§ TASK DESCRIPTION: An exact copy of all the data is required, with pictures left out.

== ENTRIES PROVIDED

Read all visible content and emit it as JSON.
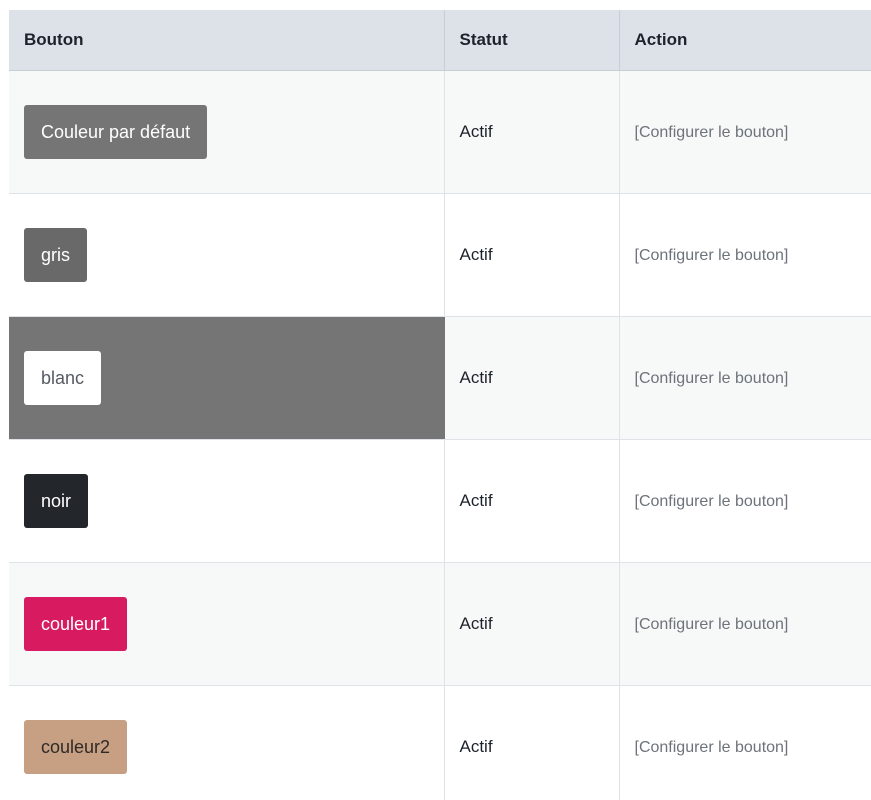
{
  "table": {
    "headers": {
      "button": "Bouton",
      "status": "Statut",
      "action": "Action"
    },
    "rows": [
      {
        "label": "Couleur par défaut",
        "bg": "#757575",
        "fg": "#ffffff",
        "status": "Actif",
        "action": "[Configurer le bouton]"
      },
      {
        "label": "gris",
        "bg": "#696969",
        "fg": "#ffffff",
        "status": "Actif",
        "action": "[Configurer le bouton]"
      },
      {
        "label": "blanc",
        "bg": "#ffffff",
        "fg": "#555b62",
        "cell_bg": "#757575",
        "status": "Actif",
        "action": "[Configurer le bouton]"
      },
      {
        "label": "noir",
        "bg": "#23272c",
        "fg": "#ffffff",
        "status": "Actif",
        "action": "[Configurer le bouton]"
      },
      {
        "label": "couleur1",
        "bg": "#d81b60",
        "fg": "#ffffff",
        "status": "Actif",
        "action": "[Configurer le bouton]"
      },
      {
        "label": "couleur2",
        "bg": "#c79f83",
        "fg": "#2d2a28",
        "status": "Actif",
        "action": "[Configurer le bouton]"
      }
    ]
  }
}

====

§ TASK OUTPUT:
Read all visible content and emit it as JSON.
{
  "table": {
    "headers": {
      "button": "Bouton",
      "status": "Statut",
      "action": "Action"
    },
    "rows": [
      {
        "label": "Couleur par défaut",
        "bg": "#757575",
        "fg": "#ffffff",
        "status": "Actif",
        "action": "[Configurer le bouton]"
      },
      {
        "label": "gris",
        "bg": "#696969",
        "fg": "#ffffff",
        "status": "Actif",
        "action": "[Configurer le bouton]"
      },
      {
        "label": "blanc",
        "bg": "#ffffff",
        "fg": "#555b62",
        "cell_bg": "#757575",
        "status": "Actif",
        "action": "[Configurer le bouton]"
      },
      {
        "label": "noir",
        "bg": "#23272c",
        "fg": "#ffffff",
        "status": "Actif",
        "action": "[Configurer le bouton]"
      },
      {
        "label": "couleur1",
        "bg": "#d81b60",
        "fg": "#ffffff",
        "status": "Actif",
        "action": "[Configurer le bouton]"
      },
      {
        "label": "couleur2",
        "bg": "#c79f83",
        "fg": "#2d2a28",
        "status": "Actif",
        "action": "[Configurer le bouton]"
      }
    ]
  }
}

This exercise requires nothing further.